Transcribe the listing that follows in full, omitting pictures.
+++ DATA SUPPLIED
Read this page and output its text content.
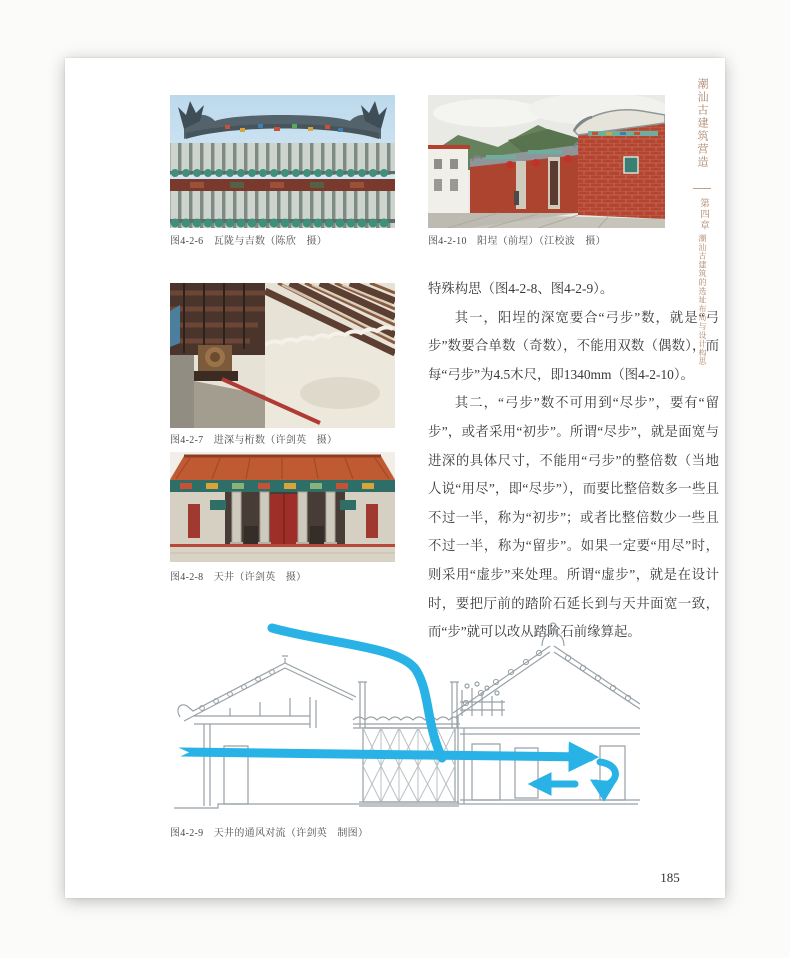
图4-2-6　瓦陇与吉数（陈欣　摄）	图4-2-10　阳埕（前埕）（江校波　摄）
图4-2-7　进深与桁数（许剑英　摄）
图4-2-8　天井（许剑英　摄）

特殊构思（图4-2-8、图4-2-9）。

其一，阳埕的深宽要合“弓步”数，就是“弓步”数要合单数（奇数），不能用双数（偶数），而每“弓步”为4.5木尺，即1340mm（图4-2-10）。

其二，“弓步”数不可用到“尽步”，要有“留步”，或者采用“初步”。所谓“尽步”，就是面宽与进深的具体尺寸，不能用“弓步”的整倍数（当地人说“用尽”，即“尽步”），而要比整倍数多一些且不过一半，称为“初步”；或者比整倍数少一些且不过一半，称为“留步”。如果一定要“用尽”时，则采用“虚步”来处理。所谓“虚步”，就是在设计时，要把厅前的踏阶石延长到与天井面宽一致，而“步”就可以改从踏阶石前缘算起。

图4-2-9　天井的通风对流（许剑英　制图）
潮汕古建筑营造
第四章
潮汕古建筑的选址布局与设计构思
185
++++++
### SOLUTION TO THE PROBLEM
Read this page and output its text content.
图4-2-6　瓦陇与吉数（陈欣　摄）	图4-2-10　阳埕（前埕）（江校波　摄）
图4-2-7　进深与桁数（许剑英　摄）
图4-2-8　天井（许剑英　摄）

特殊构思（图4-2-8、图4-2-9）。

其一，阳埕的深宽要合“弓步”数，就是“弓步”数要合单数（奇数），不能用双数（偶数），而每“弓步”为4.5木尺，即1340mm（图4-2-10）。

其二，“弓步”数不可用到“尽步”，要有“留步”，或者采用“初步”。所谓“尽步”，就是面宽与进深的具体尺寸，不能用“弓步”的整倍数（当地人说“用尽”，即“尽步”），而要比整倍数多一些且不过一半，称为“初步”；或者比整倍数少一些且不过一半，称为“留步”。如果一定要“用尽”时，则采用“虚步”来处理。所谓“虚步”，就是在设计时，要把厅前的踏阶石延长到与天井面宽一致，而“步”就可以改从踏阶石前缘算起。

图4-2-9　天井的通风对流（许剑英　制图）
潮汕古建筑营造
第四章
潮汕古建筑的选址布局与设计构思
185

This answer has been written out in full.